### DO THIS
Take the records from the first line through the line with "repo-name: weathergo bbox=[8, 367, 155, 398]", and update them by swapping "master" for "main". Return only those lines, with everything else left as it is.
# START OF RECORDED INFORMATION
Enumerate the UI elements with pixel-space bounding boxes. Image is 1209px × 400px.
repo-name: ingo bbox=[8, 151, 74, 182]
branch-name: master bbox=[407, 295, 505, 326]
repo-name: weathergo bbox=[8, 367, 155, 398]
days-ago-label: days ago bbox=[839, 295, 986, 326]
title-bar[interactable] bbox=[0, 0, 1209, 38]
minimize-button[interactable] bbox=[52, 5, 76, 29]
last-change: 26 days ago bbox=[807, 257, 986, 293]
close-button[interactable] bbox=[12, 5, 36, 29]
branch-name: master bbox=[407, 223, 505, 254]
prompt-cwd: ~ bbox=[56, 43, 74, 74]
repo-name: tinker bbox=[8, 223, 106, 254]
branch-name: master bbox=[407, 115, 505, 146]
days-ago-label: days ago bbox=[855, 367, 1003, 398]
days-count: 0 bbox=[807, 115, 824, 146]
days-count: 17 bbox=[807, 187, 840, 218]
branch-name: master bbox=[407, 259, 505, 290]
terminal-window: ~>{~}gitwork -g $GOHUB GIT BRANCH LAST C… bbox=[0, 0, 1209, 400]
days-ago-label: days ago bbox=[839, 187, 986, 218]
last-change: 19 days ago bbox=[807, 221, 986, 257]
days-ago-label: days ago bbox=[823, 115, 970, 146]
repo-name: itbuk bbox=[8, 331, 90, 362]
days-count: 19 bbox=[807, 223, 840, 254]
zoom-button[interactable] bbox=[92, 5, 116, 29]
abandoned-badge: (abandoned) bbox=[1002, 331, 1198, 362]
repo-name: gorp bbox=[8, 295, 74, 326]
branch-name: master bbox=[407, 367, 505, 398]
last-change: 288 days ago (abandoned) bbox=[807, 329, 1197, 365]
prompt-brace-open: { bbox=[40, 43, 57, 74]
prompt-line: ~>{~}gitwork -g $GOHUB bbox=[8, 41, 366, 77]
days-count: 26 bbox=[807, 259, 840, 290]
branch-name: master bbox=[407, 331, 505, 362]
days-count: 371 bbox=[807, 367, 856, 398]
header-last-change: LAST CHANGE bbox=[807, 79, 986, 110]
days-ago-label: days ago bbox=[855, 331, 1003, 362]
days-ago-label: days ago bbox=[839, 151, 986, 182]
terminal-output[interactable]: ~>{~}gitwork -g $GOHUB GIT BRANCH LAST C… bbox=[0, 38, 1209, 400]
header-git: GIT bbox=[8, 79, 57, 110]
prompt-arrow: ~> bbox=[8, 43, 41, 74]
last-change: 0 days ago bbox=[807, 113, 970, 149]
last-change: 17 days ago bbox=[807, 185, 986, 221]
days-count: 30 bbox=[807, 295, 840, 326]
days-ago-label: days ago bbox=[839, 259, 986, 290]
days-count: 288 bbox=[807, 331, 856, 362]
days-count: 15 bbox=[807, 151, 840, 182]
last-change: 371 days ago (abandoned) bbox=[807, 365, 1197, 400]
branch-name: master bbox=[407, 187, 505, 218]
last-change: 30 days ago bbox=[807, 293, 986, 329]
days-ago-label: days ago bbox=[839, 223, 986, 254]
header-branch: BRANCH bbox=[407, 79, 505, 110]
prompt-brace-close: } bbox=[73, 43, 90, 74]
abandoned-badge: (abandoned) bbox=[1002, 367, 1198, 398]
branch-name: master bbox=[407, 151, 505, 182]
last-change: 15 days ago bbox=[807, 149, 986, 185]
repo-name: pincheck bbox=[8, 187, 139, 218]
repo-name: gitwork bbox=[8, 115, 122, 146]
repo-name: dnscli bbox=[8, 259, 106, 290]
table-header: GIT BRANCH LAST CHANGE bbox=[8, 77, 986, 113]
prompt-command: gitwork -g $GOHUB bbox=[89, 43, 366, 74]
# END OF RECORDED INFORMATION
### SOLUTION TO THIS PROBLEM
Enumerate the UI elements with pixel-space bounding boxes. Image is 1209px × 400px.
repo-name: ingo bbox=[8, 151, 74, 182]
branch-name: main bbox=[407, 295, 505, 326]
repo-name: weathergo bbox=[8, 367, 155, 398]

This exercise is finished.